Now some fresh pickings from the Political Grapevine:

Global Warming Plan

Last Friday was the coldest June 8 ever recorded in Denver — but this week city officials are moving forward with exceptionally strong measures to combat global warming — and much of the response is not enthusiastic.

The proposals include extra charges for high energy users, higher auto insurance rates for long-distance drivers and requiring houses to meet new and higher energy efficiency standards before they can be sold.

The Rocky Mountain News reports that after word of the plan hit the Internet, the mayor's office took many calls accusing it of embracing a radical environmental agenda.

The newspaper says it has received emails calling the scheme "crackpot", "loony" and "stupid."

Hemorrhaging Members

The Council on American-Islamic Relations continues to receive considerable attention as a civil rights representative for a large section of America's Muslim population — but the group is actually hemorrhaging members.

The Washington Times reports membership in CAIR has dropped more than 90 percent since the 9/11 terror attacks. Tax documents show 29,000 people on CAIR's membership rolls in 2000, and fewer than 1,700 last year.

The paper says the organization relies on about two dozen big-money donors to keep it going.

The director of the American Islamic Forum for Democracy says: "Post-9/11, they have marginalized themselves by their tired exploitation of media attention for victimization issues at the expense of representing the priorities of the American Muslim population."

But CAIR Board Chairman Parvez Ahmed seems unfazed — telling the Times: "We are proud that our grass-roots support in the American Muslim community has allowed CAIR to grow from having eight chapters and offices in 2001 to having 33 today."

Director's Flights

The FBI is defending the use of its $40 million Gulfstream Five jet by Director Robert Mueller on trips for speeches, public appearances and field office visits.

The Washington Post reports the jet was originally approved by Congress as a means to transport terrorism suspects back to the U.S. at a moment's notice for interrogation.

But the Post says the long-range jet is now flown about 23 percent of the time for Mueller's travel.

Bureau officials acknowledge this is a marked departure from the original mission of the plane — but insist they check with the Counterterrorism Division before using it.

What's in a Name?

Chinese officials are considering drastic measures to fight a major domestic problem — the confusion resulting from the fact that more than a billion people share just 100 last names.

Current Chinese law states children must take the surname of either the mother or father. And so there are now 93 million people with the family name Wang. 92 million people are named Li. 88 million are called Zhang.

A Chinese newspaper reports the government is considering the legalization of a practice some parents have already begun — combining the surnames of the parents into a new last name. The paper says that could open up about 1.25 million new possibilities.

—FOX News Channel's Martin Hill contributed to this report.

__________

Task ::
What are the headings of the separate items in the Political Grapevine column above? List every one.

__________

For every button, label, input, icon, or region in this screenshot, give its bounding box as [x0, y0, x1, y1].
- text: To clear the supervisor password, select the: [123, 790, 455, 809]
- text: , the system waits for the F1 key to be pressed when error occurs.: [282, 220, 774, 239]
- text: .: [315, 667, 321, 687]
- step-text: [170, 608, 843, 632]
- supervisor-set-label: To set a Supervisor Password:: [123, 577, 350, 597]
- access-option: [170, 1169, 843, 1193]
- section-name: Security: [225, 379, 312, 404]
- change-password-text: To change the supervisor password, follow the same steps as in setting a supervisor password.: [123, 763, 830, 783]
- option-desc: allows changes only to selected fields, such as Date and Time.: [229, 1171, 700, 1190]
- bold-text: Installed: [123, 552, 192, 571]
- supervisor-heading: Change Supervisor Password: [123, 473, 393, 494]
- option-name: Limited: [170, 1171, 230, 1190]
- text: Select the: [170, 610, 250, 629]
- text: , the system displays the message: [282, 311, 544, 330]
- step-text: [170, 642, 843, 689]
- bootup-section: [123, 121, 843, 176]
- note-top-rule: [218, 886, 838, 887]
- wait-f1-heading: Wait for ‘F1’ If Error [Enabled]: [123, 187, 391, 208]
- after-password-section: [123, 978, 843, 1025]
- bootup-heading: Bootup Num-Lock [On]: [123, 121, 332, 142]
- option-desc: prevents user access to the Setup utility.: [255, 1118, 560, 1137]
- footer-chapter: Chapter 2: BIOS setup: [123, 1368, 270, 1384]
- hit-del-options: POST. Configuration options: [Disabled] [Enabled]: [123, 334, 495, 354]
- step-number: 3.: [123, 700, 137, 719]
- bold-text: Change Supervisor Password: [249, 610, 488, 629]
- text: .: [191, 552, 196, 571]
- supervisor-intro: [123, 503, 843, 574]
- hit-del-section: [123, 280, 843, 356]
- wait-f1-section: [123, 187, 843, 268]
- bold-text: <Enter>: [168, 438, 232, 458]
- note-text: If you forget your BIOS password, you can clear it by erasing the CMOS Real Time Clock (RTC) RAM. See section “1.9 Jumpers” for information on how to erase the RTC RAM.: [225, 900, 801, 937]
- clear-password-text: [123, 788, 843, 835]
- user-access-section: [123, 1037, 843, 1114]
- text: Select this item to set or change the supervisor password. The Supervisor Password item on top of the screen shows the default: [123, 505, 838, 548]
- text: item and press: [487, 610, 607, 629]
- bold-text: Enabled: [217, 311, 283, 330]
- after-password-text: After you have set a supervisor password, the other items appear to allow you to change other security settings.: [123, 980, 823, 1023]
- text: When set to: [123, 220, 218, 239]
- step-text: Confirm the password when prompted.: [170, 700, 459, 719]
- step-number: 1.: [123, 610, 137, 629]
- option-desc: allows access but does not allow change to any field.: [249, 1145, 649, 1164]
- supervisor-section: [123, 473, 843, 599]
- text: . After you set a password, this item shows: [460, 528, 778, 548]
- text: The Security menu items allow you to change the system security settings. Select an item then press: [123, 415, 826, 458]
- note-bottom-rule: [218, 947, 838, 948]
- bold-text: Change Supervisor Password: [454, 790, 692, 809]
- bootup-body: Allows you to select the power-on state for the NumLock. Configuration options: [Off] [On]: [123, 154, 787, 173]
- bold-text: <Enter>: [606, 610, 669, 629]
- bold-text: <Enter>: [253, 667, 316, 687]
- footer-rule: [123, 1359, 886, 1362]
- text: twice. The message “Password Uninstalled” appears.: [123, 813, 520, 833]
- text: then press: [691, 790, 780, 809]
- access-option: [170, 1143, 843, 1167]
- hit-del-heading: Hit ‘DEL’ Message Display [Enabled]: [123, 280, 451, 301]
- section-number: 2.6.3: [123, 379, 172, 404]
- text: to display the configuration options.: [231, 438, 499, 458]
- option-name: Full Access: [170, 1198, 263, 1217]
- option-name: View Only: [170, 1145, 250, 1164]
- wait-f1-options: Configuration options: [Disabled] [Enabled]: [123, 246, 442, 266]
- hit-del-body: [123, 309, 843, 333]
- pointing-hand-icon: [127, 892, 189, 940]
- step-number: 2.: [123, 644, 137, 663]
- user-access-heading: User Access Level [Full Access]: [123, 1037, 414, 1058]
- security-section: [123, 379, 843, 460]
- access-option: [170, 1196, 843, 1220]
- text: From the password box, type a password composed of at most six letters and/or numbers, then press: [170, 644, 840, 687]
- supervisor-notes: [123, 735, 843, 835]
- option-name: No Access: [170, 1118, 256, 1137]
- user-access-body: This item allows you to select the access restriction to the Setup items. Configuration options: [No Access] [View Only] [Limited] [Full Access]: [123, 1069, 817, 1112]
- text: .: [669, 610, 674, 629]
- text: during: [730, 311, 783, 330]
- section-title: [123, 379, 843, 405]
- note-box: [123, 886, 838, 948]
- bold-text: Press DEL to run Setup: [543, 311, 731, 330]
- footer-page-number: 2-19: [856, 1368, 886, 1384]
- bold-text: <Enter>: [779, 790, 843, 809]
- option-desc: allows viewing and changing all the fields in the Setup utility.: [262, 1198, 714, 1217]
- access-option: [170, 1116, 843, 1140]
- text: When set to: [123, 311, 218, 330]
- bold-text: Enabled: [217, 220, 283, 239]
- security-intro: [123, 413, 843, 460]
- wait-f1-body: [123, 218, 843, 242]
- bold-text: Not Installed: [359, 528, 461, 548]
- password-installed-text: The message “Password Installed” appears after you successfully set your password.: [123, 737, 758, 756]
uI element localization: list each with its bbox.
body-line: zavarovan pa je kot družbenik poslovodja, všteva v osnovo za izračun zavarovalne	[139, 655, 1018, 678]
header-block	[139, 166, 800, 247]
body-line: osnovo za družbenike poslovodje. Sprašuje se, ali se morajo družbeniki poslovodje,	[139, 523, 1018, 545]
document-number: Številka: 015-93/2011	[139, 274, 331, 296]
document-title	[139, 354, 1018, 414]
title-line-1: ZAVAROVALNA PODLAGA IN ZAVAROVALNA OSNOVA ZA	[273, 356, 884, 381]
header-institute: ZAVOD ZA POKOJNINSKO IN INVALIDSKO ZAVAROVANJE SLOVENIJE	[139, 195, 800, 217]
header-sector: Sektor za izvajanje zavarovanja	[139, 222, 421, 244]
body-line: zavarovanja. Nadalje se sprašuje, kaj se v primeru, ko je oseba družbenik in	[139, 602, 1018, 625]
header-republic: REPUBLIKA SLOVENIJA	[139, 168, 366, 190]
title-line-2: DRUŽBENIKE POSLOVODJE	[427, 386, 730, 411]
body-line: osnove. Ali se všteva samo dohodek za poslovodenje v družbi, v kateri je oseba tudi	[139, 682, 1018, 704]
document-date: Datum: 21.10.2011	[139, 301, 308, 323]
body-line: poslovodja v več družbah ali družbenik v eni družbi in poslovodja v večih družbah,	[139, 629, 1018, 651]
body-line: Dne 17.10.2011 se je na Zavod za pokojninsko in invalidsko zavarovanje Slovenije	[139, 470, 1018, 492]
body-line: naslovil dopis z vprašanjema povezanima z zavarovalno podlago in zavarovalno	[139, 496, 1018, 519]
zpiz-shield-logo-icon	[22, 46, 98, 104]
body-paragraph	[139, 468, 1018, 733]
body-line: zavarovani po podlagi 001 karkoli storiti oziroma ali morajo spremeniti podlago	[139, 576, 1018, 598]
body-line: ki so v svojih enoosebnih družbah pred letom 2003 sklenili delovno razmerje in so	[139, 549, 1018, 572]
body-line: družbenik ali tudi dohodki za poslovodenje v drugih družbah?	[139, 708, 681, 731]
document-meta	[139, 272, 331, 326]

__________

Solution to this task ::
Global Warming Plan
Hemorrhaging Members
Director's Flights
What's in a Name?